— 本文 —
————
単純ヘルペス脳炎は脳炎全体の10~20%を占め、起炎ウイルスの判明した散発性脳炎の中では最も多い疾患である。地域差はなく100万人あたり年間2~4人の頻度で起こり日本では年間400例前後の発症があると推測されている。全年代に起こりえるが50~60歳代に発症のピークがある。

診断

日本神経感染症学会より診療ガイドラインが示されている。急性(時に亜急性)脳炎を示唆する症状・症候、神経学的検査所見を満たしたものが単純ヘルペス脳炎疑いであり、ウイルス学的検査所見によって確定例になる。

臨床病型

神経症候、神経放射線所見を総合していくつかの臨床病型が知られている。

側頭葉型または辺縁系型

いわゆる辺縁系脳炎をおこす典型的な単純ヘルペス脳炎である。側頭葉下内側部、前頭葉眼窩回、島回帯状回海馬扁桃体被殻などが主に侵されるもので精神症状を呈する。
————
— 資料一覧 —
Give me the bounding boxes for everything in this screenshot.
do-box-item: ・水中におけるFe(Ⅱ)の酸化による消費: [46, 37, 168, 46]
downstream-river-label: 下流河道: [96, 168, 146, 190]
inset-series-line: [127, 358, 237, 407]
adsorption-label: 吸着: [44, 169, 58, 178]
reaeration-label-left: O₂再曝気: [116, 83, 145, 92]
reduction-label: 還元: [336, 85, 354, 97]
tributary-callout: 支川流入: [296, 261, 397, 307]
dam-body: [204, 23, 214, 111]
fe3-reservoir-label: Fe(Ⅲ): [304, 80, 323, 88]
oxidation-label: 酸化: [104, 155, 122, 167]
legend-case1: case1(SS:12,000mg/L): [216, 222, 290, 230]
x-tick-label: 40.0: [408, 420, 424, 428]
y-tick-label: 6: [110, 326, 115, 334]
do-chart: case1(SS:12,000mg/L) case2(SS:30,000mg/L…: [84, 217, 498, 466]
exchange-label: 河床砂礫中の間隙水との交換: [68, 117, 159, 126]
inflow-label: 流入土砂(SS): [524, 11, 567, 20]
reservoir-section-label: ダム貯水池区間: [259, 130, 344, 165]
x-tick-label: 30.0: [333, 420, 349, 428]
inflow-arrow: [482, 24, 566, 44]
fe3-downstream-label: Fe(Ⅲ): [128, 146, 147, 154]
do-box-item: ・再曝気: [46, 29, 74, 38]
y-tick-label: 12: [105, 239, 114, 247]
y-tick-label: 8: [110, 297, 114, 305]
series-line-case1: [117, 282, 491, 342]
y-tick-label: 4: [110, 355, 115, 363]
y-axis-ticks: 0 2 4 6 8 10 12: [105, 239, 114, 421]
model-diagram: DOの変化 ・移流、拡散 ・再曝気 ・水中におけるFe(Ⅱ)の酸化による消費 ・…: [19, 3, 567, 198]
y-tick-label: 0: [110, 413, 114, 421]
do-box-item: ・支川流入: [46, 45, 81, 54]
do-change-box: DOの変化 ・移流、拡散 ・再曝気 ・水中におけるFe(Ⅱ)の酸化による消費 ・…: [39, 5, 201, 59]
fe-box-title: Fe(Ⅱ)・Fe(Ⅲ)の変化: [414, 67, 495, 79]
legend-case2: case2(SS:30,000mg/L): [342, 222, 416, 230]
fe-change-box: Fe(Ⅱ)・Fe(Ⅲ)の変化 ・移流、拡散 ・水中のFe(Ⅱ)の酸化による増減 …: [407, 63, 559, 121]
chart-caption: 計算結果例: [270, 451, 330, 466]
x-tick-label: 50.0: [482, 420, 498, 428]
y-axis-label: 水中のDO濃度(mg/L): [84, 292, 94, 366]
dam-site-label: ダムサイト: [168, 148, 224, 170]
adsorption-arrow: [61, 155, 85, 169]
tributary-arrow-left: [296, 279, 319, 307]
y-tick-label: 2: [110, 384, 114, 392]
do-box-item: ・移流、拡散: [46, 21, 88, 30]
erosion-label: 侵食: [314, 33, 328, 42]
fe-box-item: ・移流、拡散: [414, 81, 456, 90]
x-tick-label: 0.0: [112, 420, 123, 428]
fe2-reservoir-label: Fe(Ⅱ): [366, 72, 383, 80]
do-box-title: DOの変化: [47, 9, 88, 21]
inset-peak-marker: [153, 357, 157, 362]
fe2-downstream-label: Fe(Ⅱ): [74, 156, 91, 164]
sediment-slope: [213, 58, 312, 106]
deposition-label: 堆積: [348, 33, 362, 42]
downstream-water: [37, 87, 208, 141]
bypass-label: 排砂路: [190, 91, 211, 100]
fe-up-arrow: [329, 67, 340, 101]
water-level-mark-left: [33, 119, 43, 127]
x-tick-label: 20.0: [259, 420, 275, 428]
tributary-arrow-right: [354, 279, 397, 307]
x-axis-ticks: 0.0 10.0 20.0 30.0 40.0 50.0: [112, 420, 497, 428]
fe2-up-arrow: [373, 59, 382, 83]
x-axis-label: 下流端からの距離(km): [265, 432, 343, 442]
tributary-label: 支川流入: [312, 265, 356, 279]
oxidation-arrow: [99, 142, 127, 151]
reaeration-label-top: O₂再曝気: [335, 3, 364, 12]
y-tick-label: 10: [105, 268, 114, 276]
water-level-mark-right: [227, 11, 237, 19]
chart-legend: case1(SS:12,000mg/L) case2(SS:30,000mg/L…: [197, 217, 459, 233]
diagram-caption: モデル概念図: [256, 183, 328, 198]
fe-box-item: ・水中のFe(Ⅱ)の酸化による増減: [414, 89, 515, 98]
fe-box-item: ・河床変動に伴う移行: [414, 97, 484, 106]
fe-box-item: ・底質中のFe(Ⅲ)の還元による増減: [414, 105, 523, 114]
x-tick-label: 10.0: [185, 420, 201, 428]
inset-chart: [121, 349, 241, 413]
————
— 練習問題 —
• A. 単純ヘルペス脳炎の本文では、この病気の発症のピークは何歳代とされているか。
• B. 単純ヘルペス脳炎の本文のうち、「日本神経感染症学会より診療ガ」から始まり「れるもので精神症状を呈する。」までの部分を、「精神症状」を「行動異常」に置き換えて書き直せ。
• C. 単純ヘルペス脳炎の本文を、最後の文の後から書き継いでください。

— 解答 —
• A. 50~60歳代。

• B.
日本神経感染症学会より診療ガイドラインが示されている。急性(時に亜急性)脳炎を示唆する症状・症候、神経学的検査所見を満たしたものが単純ヘルペス脳炎疑いであり、ウイルス学的検査所見によって確定例になる。

臨床病型

神経症候、神経放射線所見を総合していくつかの臨床病型が知られている。

側頭葉型または辺縁系型

いわゆる辺縁系脳炎をおこす典型的な単純ヘルペス脳炎である。側頭葉下内側部、前頭葉眼窩回、島回帯状回海馬扁桃体被殻などが主に侵されるもので行動異常を呈する。

• C.
側頭葉脳幹型

側頭葉型と同様であるが、脳神経領域の障害が認められるものである。脳幹へのHSVの感染の可能性と頭蓋内圧亢進症の可能性がある。

脳幹脳炎

側頭葉型に比べて発症早期の発熱の頻度が低い、初回髄液圧が低い、脳波で周期性同期性放電がみられない、死亡例、再発例はなく自然軽快例も認められるといった特徴が報告されている。しかし剖検例の単純ヘルペス脳炎の脳幹脳炎型も報告されており予後不良例も存在する。

慢性脳炎

4~5ヶ月の経過の慢性緩徐進行性脳症の報告例がある。

軽症~非典型例

単純ヘルペス脳炎の確定診断が脳生検からPCR法に代わって依頼、非典型的な軽症例の存在が指摘されるようになった。軽症~非典型例と呼ぼれるが、治療後完全回復する、痙攣と精神状態の変化を呈するのみで神経学的局在症候がない、脳CTで正常所見を呈することがあるなどの症例を示す。このような病態がおこる背景としてHSV-2の感染によるものや宿主の免疫機能低下、脳炎病巣が劣位半球側頭葉に限局するといった点も指摘されている。

その他

頭頂葉型、前頭葉型、散在多病巣型などが報告されている。

びまん性脳炎型

びまん性脳炎型は局在性脳炎から進展する場合が殆どである。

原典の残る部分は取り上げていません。